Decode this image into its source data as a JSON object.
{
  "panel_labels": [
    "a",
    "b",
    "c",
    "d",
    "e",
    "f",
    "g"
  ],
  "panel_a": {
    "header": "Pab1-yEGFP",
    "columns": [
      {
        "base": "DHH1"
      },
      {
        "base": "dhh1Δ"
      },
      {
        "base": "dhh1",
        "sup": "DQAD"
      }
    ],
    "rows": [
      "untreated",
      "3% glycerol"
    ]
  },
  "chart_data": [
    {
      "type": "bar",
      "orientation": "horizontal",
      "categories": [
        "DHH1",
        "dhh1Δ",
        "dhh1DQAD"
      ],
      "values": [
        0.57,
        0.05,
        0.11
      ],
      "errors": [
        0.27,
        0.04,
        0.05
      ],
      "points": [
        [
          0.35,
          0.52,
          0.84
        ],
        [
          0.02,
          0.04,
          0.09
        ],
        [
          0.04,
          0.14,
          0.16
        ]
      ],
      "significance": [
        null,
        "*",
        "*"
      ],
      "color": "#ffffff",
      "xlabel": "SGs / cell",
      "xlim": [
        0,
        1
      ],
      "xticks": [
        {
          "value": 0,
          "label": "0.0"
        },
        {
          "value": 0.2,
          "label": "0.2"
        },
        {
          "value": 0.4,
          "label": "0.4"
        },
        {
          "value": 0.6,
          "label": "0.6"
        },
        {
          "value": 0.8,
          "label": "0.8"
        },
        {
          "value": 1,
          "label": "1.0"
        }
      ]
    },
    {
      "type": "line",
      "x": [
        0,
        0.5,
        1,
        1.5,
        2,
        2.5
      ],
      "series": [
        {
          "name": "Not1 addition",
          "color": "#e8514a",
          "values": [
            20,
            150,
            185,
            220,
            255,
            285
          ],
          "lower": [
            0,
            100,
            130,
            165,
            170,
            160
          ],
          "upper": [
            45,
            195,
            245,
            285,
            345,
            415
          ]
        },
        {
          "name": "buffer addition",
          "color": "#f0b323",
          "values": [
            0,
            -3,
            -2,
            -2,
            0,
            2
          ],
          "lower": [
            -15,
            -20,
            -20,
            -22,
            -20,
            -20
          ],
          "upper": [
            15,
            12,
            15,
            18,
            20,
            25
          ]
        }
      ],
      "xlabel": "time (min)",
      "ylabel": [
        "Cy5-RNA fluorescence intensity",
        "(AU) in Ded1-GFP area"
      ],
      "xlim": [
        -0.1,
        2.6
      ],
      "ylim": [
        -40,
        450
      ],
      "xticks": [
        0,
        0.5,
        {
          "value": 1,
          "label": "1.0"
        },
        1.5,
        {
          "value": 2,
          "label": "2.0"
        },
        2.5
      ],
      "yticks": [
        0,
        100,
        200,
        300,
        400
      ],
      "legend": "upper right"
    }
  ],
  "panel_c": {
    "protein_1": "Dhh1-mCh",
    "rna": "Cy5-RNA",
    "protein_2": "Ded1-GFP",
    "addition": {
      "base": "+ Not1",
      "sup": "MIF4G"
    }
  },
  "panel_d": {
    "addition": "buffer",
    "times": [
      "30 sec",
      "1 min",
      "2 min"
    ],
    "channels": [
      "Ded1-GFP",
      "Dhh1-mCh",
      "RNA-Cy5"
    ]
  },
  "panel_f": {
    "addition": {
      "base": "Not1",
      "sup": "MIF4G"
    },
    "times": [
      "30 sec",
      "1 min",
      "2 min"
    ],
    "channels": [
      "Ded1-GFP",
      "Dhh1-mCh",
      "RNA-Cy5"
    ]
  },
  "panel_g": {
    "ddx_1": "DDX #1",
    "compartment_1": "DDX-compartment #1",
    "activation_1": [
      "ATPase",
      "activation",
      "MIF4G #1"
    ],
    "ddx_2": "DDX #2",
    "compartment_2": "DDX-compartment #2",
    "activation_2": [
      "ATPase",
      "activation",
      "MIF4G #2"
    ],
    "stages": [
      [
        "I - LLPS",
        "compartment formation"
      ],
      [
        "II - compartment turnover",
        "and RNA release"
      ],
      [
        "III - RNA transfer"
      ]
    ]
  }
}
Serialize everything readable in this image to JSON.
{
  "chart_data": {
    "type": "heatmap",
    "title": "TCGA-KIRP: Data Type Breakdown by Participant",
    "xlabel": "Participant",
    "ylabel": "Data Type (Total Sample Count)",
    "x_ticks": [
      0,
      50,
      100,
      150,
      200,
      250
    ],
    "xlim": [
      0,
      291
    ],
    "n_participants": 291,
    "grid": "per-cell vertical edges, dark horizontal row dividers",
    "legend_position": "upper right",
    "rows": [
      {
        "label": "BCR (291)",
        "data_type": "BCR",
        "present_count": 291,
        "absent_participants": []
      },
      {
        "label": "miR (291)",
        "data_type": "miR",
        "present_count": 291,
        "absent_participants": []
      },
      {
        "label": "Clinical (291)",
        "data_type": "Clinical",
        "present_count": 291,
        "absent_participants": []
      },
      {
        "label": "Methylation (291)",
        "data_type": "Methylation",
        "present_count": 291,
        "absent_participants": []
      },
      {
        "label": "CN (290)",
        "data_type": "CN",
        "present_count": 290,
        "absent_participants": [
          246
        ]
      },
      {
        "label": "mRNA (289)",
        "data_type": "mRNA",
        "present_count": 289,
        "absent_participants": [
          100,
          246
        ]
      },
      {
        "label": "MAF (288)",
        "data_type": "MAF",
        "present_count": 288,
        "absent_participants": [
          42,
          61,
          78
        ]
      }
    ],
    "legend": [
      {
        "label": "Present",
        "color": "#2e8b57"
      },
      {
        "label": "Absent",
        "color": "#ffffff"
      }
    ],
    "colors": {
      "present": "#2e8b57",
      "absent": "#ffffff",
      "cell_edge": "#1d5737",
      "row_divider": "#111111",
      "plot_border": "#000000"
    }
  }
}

**Required work**.
Your reply should consist of the records, duplicated exactly.

**Answer box**.
Decode this image into its source data as a JSON object.
{
  "panel_labels": [
    "a",
    "b",
    "c",
    "d",
    "e",
    "f",
    "g"
  ],
  "panel_a": {
    "header": "Pab1-yEGFP",
    "columns": [
      {
        "base": "DHH1"
      },
      {
        "base": "dhh1Δ"
      },
      {
        "base": "dhh1",
        "sup": "DQAD"
      }
    ],
    "rows": [
      "untreated",
      "3% glycerol"
    ]
  },
  "chart_data": [
    {
      "type": "bar",
      "orientation": "horizontal",
      "categories": [
        "DHH1",
        "dhh1Δ",
        "dhh1DQAD"
      ],
      "values": [
        0.57,
        0.05,
        0.11
      ],
      "errors": [
        0.27,
        0.04,
        0.05
      ],
      "points": [
        [
          0.35,
          0.52,
          0.84
        ],
        [
          0.02,
          0.04,
          0.09
        ],
        [
          0.04,
          0.14,
          0.16
        ]
      ],
      "significance": [
        null,
        "*",
        "*"
      ],
      "color": "#ffffff",
      "xlabel": "SGs / cell",
      "xlim": [
        0,
        1
      ],
      "xticks": [
        {
          "value": 0,
          "label": "0.0"
        },
        {
          "value": 0.2,
          "label": "0.2"
        },
        {
          "value": 0.4,
          "label": "0.4"
        },
        {
          "value": 0.6,
          "label": "0.6"
        },
        {
          "value": 0.8,
          "label": "0.8"
        },
        {
          "value": 1,
          "label": "1.0"
        }
      ]
    },
    {
      "type": "line",
      "x": [
        0,
        0.5,
        1,
        1.5,
        2,
        2.5
      ],
      "series": [
        {
          "name": "Not1 addition",
          "color": "#e8514a",
          "values": [
            20,
            150,
            185,
            220,
            255,
            285
          ],
          "lower": [
            0,
            100,
            130,
            165,
            170,
            160
          ],
          "upper": [
            45,
            195,
            245,
            285,
            345,
            415
          ]
        },
        {
          "name": "buffer addition",
          "color": "#f0b323",
          "values": [
            0,
            -3,
            -2,
            -2,
            0,
            2
          ],
          "lower": [
            -15,
            -20,
            -20,
            -22,
            -20,
            -20
          ],
          "upper": [
            15,
            12,
            15,
            18,
            20,
            25
          ]
        }
      ],
      "xlabel": "time (min)",
      "ylabel": [
        "Cy5-RNA fluorescence intensity",
        "(AU) in Ded1-GFP area"
      ],
      "xlim": [
        -0.1,
        2.6
      ],
      "ylim": [
        -40,
        450
      ],
      "xticks": [
        0,
        0.5,
        {
          "value": 1,
          "label": "1.0"
        },
        1.5,
        {
          "value": 2,
          "label": "2.0"
        },
        2.5
      ],
      "yticks": [
        0,
        100,
        200,
        300,
        400
      ],
      "legend": "upper right"
    }
  ],
  "panel_c": {
    "protein_1": "Dhh1-mCh",
    "rna": "Cy5-RNA",
    "protein_2": "Ded1-GFP",
    "addition": {
      "base": "+ Not1",
      "sup": "MIF4G"
    }
  },
  "panel_d": {
    "addition": "buffer",
    "times": [
      "30 sec",
      "1 min",
      "2 min"
    ],
    "channels": [
      "Ded1-GFP",
      "Dhh1-mCh",
      "RNA-Cy5"
    ]
  },
  "panel_f": {
    "addition": {
      "base": "Not1",
      "sup": "MIF4G"
    },
    "times": [
      "30 sec",
      "1 min",
      "2 min"
    ],
    "channels": [
      "Ded1-GFP",
      "Dhh1-mCh",
      "RNA-Cy5"
    ]
  },
  "panel_g": {
    "ddx_1": "DDX #1",
    "compartment_1": "DDX-compartment #1",
    "activation_1": [
      "ATPase",
      "activation",
      "MIF4G #1"
    ],
    "ddx_2": "DDX #2",
    "compartment_2": "DDX-compartment #2",
    "activation_2": [
      "ATPase",
      "activation",
      "MIF4G #2"
    ],
    "stages": [
      [
        "I - LLPS",
        "compartment formation"
      ],
      [
        "II - compartment turnover",
        "and RNA release"
      ],
      [
        "III - RNA transfer"
      ]
    ]
  }
}
Serialize everything readable in this image to JSON.
{
  "chart_data": {
    "type": "heatmap",
    "title": "TCGA-KIRP: Data Type Breakdown by Participant",
    "xlabel": "Participant",
    "ylabel": "Data Type (Total Sample Count)",
    "x_ticks": [
      0,
      50,
      100,
      150,
      200,
      250
    ],
    "xlim": [
      0,
      291
    ],
    "n_participants": 291,
    "grid": "per-cell vertical edges, dark horizontal row dividers",
    "legend_position": "upper right",
    "rows": [
      {
        "label": "BCR (291)",
        "data_type": "BCR",
        "present_count": 291,
        "absent_participants": []
      },
      {
        "label": "miR (291)",
        "data_type": "miR",
        "present_count": 291,
        "absent_participants": []
      },
      {
        "label": "Clinical (291)",
        "data_type": "Clinical",
        "present_count": 291,
        "absent_participants": []
      },
      {
        "label": "Methylation (291)",
        "data_type": "Methylation",
        "present_count": 291,
        "absent_participants": []
      },
      {
        "label": "CN (290)",
        "data_type": "CN",
        "present_count": 290,
        "absent_participants": [
          246
        ]
      },
      {
        "label": "mRNA (289)",
        "data_type": "mRNA",
        "present_count": 289,
        "absent_participants": [
          100,
          246
        ]
      },
      {
        "label": "MAF (288)",
        "data_type": "MAF",
        "present_count": 288,
        "absent_participants": [
          42,
          61,
          78
        ]
      }
    ],
    "legend": [
      {
        "label": "Present",
        "color": "#2e8b57"
      },
      {
        "label": "Absent",
        "color": "#ffffff"
      }
    ],
    "colors": {
      "present": "#2e8b57",
      "absent": "#ffffff",
      "cell_edge": "#1d5737",
      "row_divider": "#111111",
      "plot_border": "#000000"
    }
  }
}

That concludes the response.